§ **Excerpt**:

------------------------------------------------

Search code examples
pythonnodesnetworkx

How to find a node with a shortest path of length equal to some number in networkx python?


I have a simple code to create a graph,G in networkx.

import networkx as nx
import matplotlib.pyplot as plt
%matplotlib notebook

G = nx.DiGraph()

G.add_edge(1,2); G.add_edge(1,4)
G.add_edge(3,1); G.add_edge(3,2)
G.add_edge(3,4); G.add_edge(2,3)
G.add_edge(4,3)

I want to find "which node in G is connected to the other nodes by a shortest path of length equal to the diameter of G ".

there are two of these combinations, [1,3] and [2,4], which can be found by nx.shortest_path(G, 1) and nx.shortest_path(G, 2),respectively.

Or, for example, if I use nx.shortest_path_length(G, source=2) then I get {2: 0, 3: 1, 1: 2, 4: 2}. so the length=2 is from node 2 to node 4, which is ok.

now, I'm trying to generalise it for all of the nodes to see if I can find the target nodes.

for node in G.nodes():
    target = [k for k,v in nx.shortest_path_length(G, node).items() if v == nx.diameter(G)]
    print(target)

and I get this odd result:

[3]
[1, 4]
[1, 2]
[]

Can anybody explain what this result means? as I'm trying to apply this method to solve a bigger problem.

------------------------------------------------

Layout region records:
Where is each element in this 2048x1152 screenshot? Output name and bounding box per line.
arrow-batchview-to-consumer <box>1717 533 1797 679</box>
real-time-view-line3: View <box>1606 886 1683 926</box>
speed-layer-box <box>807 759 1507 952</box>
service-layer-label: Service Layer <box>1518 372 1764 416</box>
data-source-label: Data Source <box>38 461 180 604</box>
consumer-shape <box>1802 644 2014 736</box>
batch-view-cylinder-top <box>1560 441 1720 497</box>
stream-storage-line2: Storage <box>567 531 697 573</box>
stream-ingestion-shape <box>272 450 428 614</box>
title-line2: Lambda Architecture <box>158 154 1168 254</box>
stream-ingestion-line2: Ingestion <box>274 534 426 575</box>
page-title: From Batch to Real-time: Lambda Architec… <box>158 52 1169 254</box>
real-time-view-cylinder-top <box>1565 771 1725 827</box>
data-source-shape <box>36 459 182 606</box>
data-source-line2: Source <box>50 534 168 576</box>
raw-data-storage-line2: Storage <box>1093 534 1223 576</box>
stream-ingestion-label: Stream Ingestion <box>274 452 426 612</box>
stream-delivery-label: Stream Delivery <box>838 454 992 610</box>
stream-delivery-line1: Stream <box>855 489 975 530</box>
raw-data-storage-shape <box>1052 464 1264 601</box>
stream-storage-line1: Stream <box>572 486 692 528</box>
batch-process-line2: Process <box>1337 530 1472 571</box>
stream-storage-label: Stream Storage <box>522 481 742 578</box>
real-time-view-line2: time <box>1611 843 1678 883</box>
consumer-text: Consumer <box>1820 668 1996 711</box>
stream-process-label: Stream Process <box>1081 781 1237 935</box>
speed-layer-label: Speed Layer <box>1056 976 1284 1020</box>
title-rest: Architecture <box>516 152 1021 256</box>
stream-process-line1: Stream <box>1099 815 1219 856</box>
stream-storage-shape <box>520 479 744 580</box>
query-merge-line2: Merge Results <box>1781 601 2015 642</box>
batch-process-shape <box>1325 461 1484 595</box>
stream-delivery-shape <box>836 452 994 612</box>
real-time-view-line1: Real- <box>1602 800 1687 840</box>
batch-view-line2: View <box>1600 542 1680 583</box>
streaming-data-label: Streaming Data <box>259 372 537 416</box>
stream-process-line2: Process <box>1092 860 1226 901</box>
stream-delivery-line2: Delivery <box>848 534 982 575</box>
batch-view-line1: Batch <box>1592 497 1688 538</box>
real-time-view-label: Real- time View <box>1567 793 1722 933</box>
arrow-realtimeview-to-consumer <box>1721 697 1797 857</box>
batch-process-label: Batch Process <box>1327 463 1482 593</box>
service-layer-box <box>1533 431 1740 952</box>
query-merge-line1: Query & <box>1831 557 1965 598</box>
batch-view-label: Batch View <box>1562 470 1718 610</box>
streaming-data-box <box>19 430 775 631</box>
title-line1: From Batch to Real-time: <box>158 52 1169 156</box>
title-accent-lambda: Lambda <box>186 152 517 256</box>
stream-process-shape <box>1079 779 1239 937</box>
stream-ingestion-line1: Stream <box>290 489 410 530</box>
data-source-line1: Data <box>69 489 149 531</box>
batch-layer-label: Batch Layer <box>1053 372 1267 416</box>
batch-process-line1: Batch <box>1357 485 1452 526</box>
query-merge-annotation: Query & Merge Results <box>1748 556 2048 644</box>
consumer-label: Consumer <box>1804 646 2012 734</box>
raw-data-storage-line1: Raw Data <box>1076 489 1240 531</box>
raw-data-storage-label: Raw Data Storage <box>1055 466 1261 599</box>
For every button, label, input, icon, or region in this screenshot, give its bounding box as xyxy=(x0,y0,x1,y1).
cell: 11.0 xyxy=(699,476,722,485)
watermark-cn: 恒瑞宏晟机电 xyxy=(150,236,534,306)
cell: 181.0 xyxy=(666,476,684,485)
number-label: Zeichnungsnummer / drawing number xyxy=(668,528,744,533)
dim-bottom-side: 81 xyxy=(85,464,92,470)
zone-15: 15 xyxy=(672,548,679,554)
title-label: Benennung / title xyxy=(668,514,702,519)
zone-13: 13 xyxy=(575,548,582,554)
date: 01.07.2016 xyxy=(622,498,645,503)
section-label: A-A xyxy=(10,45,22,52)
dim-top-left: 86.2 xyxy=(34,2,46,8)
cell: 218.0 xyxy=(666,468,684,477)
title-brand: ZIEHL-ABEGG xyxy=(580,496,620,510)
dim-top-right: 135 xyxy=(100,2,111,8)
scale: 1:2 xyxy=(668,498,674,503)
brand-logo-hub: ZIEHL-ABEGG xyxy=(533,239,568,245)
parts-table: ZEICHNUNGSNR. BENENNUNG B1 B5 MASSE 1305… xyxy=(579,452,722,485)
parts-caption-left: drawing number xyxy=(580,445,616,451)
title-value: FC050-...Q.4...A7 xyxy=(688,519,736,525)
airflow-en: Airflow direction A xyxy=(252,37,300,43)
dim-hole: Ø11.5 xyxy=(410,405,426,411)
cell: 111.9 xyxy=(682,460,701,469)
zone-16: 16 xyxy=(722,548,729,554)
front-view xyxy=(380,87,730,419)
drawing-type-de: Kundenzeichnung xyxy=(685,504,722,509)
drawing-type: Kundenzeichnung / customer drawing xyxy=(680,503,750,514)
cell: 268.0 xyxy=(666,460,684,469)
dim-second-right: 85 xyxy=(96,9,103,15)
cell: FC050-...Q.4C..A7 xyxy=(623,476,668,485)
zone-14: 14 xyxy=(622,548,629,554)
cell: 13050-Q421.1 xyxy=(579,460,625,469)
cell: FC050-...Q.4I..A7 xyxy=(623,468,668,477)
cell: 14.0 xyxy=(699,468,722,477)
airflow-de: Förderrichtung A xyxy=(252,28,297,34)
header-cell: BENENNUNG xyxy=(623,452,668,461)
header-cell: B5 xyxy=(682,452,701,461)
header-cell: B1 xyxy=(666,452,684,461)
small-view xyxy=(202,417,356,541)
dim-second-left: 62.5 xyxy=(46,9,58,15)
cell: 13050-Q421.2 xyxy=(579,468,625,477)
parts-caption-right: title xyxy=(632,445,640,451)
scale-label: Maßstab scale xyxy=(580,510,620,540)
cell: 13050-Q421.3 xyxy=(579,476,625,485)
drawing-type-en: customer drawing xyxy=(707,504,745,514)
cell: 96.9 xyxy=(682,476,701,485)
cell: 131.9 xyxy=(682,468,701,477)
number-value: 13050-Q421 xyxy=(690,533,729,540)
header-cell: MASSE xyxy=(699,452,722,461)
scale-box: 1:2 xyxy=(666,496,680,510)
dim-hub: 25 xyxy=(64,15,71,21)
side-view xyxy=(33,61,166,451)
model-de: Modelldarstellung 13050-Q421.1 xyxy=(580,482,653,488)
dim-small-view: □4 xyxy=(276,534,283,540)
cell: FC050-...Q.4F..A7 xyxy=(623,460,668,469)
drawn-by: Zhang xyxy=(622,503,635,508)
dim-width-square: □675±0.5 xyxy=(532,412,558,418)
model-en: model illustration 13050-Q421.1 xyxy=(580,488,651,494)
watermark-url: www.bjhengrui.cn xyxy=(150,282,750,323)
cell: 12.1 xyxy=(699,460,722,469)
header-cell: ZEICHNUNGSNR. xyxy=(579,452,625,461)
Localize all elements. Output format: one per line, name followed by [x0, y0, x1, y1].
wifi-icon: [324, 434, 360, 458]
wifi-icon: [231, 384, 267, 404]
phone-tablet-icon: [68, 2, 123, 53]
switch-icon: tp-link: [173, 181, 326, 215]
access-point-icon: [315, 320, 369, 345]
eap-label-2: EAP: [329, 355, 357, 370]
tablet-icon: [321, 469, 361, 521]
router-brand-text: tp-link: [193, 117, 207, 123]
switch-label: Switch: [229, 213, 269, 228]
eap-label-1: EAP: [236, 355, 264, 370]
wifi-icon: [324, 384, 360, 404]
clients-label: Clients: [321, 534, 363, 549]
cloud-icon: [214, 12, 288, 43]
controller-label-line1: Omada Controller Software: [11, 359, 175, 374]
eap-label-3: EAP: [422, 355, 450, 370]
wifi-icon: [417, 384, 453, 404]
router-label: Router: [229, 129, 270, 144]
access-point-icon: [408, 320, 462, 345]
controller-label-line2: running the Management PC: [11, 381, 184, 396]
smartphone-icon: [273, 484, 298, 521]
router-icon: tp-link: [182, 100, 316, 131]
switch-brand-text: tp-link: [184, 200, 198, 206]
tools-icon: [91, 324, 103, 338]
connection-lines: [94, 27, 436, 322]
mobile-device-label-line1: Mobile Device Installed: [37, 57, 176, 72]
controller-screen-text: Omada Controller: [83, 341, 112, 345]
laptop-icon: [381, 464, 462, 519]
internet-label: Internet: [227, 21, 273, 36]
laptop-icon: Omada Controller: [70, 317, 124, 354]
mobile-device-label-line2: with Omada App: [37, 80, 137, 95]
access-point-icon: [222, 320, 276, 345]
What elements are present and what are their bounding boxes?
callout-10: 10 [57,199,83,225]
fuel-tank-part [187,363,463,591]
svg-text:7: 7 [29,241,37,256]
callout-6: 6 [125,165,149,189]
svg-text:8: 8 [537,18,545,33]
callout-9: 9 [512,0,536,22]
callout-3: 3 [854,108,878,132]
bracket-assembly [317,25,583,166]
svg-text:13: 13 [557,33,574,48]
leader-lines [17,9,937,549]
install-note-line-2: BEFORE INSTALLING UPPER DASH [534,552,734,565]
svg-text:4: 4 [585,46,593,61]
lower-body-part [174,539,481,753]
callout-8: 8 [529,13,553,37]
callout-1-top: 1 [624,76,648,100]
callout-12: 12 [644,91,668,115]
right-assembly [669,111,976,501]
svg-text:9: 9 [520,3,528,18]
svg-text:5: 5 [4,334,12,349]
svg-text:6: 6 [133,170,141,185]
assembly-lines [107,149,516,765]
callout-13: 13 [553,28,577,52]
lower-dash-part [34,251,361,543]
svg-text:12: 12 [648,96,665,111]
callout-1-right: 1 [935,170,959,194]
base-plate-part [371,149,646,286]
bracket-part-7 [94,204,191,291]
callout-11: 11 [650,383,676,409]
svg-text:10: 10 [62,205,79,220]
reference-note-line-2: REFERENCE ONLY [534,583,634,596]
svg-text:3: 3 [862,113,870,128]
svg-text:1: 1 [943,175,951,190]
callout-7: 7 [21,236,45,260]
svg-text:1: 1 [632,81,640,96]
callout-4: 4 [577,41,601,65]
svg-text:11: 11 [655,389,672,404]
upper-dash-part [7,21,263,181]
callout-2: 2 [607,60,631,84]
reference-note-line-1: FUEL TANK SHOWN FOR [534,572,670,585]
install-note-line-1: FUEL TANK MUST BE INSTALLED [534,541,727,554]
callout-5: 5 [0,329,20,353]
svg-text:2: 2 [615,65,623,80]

------------------------------------------------

§ **Requirement**:
Copy the part of the networkx shortest-path question that opens with the words containing "How to find" and closes with "G.add_edge(3,4); G.add_edge(2,3)".

§ **Reply to the exercise**:
How to find a node with a shortest path of length equal to some number in networkx python?


I have a simple code to create a graph,G in networkx.

import networkx as nx
import matplotlib.pyplot as plt
%matplotlib notebook

G = nx.DiGraph()

G.add_edge(1,2); G.add_edge(1,4)
G.add_edge(3,1); G.add_edge(3,2)
G.add_edge(3,4); G.add_edge(2,3)